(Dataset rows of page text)
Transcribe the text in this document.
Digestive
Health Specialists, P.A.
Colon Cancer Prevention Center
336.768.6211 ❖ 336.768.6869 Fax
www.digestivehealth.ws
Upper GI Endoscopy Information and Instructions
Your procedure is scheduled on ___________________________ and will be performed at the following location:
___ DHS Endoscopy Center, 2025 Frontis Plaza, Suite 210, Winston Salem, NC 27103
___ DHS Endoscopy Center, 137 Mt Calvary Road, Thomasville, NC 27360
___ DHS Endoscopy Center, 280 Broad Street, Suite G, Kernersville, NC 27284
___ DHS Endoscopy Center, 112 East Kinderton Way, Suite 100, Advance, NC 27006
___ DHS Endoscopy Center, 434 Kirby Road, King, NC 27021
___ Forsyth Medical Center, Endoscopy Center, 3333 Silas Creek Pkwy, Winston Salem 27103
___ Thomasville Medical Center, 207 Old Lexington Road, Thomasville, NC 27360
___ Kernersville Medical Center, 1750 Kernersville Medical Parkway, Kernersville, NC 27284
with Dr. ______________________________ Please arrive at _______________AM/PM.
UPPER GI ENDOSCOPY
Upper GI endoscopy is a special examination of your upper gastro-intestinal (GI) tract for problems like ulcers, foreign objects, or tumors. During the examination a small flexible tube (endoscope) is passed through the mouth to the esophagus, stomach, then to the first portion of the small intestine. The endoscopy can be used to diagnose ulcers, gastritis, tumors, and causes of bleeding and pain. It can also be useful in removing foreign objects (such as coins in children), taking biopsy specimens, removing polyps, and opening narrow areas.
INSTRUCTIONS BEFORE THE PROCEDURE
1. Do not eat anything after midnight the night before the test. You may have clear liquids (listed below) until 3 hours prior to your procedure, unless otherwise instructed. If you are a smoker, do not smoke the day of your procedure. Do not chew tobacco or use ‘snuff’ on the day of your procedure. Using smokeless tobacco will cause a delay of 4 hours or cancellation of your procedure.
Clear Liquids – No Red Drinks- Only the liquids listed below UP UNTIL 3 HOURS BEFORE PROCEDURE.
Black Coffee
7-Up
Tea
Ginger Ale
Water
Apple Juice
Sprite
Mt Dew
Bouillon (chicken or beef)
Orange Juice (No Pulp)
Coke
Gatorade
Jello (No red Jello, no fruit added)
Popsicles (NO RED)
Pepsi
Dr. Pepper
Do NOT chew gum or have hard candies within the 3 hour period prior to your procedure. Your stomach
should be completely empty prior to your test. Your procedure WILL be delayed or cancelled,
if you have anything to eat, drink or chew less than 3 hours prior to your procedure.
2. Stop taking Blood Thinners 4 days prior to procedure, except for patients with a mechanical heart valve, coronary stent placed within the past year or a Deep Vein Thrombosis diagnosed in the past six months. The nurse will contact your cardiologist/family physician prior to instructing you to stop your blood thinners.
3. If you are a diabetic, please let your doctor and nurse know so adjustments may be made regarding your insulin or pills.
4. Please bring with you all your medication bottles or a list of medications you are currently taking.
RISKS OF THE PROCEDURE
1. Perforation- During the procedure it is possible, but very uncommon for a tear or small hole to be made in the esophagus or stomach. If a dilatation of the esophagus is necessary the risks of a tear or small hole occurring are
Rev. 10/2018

TASK REQUIREMENTS:
Copy out the data exactly, keeping each line whole.

SOLUTION FOR THIS PROBLEM:
Transcribe the text in this document.
Digestive
Health Specialists, P.A.
Colon Cancer Prevention Center
336.768.6211 ❖ 336.768.6869 Fax
www.digestivehealth.ws
Upper GI Endoscopy Information and Instructions
Your procedure is scheduled on ___________________________ and will be performed at the following location:
___ DHS Endoscopy Center, 2025 Frontis Plaza, Suite 210, Winston Salem, NC 27103
___ DHS Endoscopy Center, 137 Mt Calvary Road, Thomasville, NC 27360
___ DHS Endoscopy Center, 280 Broad Street, Suite G, Kernersville, NC 27284
___ DHS Endoscopy Center, 112 East Kinderton Way, Suite 100, Advance, NC 27006
___ DHS Endoscopy Center, 434 Kirby Road, King, NC 27021
___ Forsyth Medical Center, Endoscopy Center, 3333 Silas Creek Pkwy, Winston Salem 27103
___ Thomasville Medical Center, 207 Old Lexington Road, Thomasville, NC 27360
___ Kernersville Medical Center, 1750 Kernersville Medical Parkway, Kernersville, NC 27284
with Dr. ______________________________ Please arrive at _______________AM/PM.
UPPER GI ENDOSCOPY
Upper GI endoscopy is a special examination of your upper gastro-intestinal (GI) tract for problems like ulcers, foreign objects, or tumors. During the examination a small flexible tube (endoscope) is passed through the mouth to the esophagus, stomach, then to the first portion of the small intestine. The endoscopy can be used to diagnose ulcers, gastritis, tumors, and causes of bleeding and pain. It can also be useful in removing foreign objects (such as coins in children), taking biopsy specimens, removing polyps, and opening narrow areas.
INSTRUCTIONS BEFORE THE PROCEDURE
1. Do not eat anything after midnight the night before the test. You may have clear liquids (listed below) until 3 hours prior to your procedure, unless otherwise instructed. If you are a smoker, do not smoke the day of your procedure. Do not chew tobacco or use ‘snuff’ on the day of your procedure. Using smokeless tobacco will cause a delay of 4 hours or cancellation of your procedure.
Clear Liquids – No Red Drinks- Only the liquids listed below UP UNTIL 3 HOURS BEFORE PROCEDURE.
Black Coffee
7-Up
Tea
Ginger Ale
Water
Apple Juice
Sprite
Mt Dew
Bouillon (chicken or beef)
Orange Juice (No Pulp)
Coke
Gatorade
Jello (No red Jello, no fruit added)
Popsicles (NO RED)
Pepsi
Dr. Pepper
Do NOT chew gum or have hard candies within the 3 hour period prior to your procedure. Your stomach
should be completely empty prior to your test. Your procedure WILL be delayed or cancelled,
if you have anything to eat, drink or chew less than 3 hours prior to your procedure.
2. Stop taking Blood Thinners 4 days prior to procedure, except for patients with a mechanical heart valve, coronary stent placed within the past year or a Deep Vein Thrombosis diagnosed in the past six months. The nurse will contact your cardiologist/family physician prior to instructing you to stop your blood thinners.
3. If you are a diabetic, please let your doctor and nurse know so adjustments may be made regarding your insulin or pills.
4. Please bring with you all your medication bottles or a list of medications you are currently taking.
RISKS OF THE PROCEDURE
1. Perforation- During the procedure it is possible, but very uncommon for a tear or small hole to be made in the esophagus or stomach. If a dilatation of the esophagus is necessary the risks of a tear or small hole occurring are
Rev. 10/2018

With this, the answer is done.